Extract each line of the data below exactly as written.

--- Begin ---

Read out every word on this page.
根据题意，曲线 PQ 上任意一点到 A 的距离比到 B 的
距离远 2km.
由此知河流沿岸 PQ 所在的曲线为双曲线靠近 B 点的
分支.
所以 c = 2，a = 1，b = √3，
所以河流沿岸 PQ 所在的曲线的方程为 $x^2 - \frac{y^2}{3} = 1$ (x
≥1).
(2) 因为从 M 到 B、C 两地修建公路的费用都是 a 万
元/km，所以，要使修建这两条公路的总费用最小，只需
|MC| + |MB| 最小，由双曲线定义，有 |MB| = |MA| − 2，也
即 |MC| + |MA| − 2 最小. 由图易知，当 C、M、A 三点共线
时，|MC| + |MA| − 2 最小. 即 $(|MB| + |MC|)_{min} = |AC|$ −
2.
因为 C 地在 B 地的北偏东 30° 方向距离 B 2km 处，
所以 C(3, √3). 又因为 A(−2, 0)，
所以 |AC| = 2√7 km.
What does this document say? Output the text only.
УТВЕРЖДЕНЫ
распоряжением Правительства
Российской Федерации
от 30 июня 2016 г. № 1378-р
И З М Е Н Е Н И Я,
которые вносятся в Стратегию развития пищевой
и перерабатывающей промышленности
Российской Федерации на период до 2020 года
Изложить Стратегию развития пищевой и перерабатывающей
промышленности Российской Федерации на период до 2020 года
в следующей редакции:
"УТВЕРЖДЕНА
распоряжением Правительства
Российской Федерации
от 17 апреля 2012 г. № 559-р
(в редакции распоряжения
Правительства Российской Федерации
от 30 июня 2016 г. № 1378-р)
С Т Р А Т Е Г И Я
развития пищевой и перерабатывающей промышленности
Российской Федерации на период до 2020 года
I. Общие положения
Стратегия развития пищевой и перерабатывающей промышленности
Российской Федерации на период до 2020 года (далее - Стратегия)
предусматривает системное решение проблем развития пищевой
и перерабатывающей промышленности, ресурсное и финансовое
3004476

--- End ---

=== ANSWER TO THIS TASK ===
Read out every word on this page.
根据题意，曲线 PQ 上任意一点到 A 的距离比到 B 的
距离远 2km.
由此知河流沿岸 PQ 所在的曲线为双曲线靠近 B 点的
分支.
所以 c = 2，a = 1，b = √3，
所以河流沿岸 PQ 所在的曲线的方程为 $x^2 - \frac{y^2}{3} = 1$ (x
≥1).
(2) 因为从 M 到 B、C 两地修建公路的费用都是 a 万
元/km，所以，要使修建这两条公路的总费用最小，只需
|MC| + |MB| 最小，由双曲线定义，有 |MB| = |MA| − 2，也
即 |MC| + |MA| − 2 最小. 由图易知，当 C、M、A 三点共线
时，|MC| + |MA| − 2 最小. 即 $(|MB| + |MC|)_{min} = |AC|$ −
2.
因为 C 地在 B 地的北偏东 30° 方向距离 B 2km 处，
所以 C(3, √3). 又因为 A(−2, 0)，
所以 |AC| = 2√7 km.
What does this document say? Output the text only.
УТВЕРЖДЕНЫ
распоряжением Правительства
Российской Федерации
от 30 июня 2016 г. № 1378-р
И З М Е Н Е Н И Я,
которые вносятся в Стратегию развития пищевой
и перерабатывающей промышленности
Российской Федерации на период до 2020 года
Изложить Стратегию развития пищевой и перерабатывающей
промышленности Российской Федерации на период до 2020 года
в следующей редакции:
"УТВЕРЖДЕНА
распоряжением Правительства
Российской Федерации
от 17 апреля 2012 г. № 559-р
(в редакции распоряжения
Правительства Российской Федерации
от 30 июня 2016 г. № 1378-р)
С Т Р А Т Е Г И Я
развития пищевой и перерабатывающей промышленности
Российской Федерации на период до 2020 года
I. Общие положения
Стратегия развития пищевой и перерабатывающей промышленности
Российской Федерации на период до 2020 года (далее - Стратегия)
предусматривает системное решение проблем развития пищевой
и перерабатывающей промышленности, ресурсное и финансовое
3004476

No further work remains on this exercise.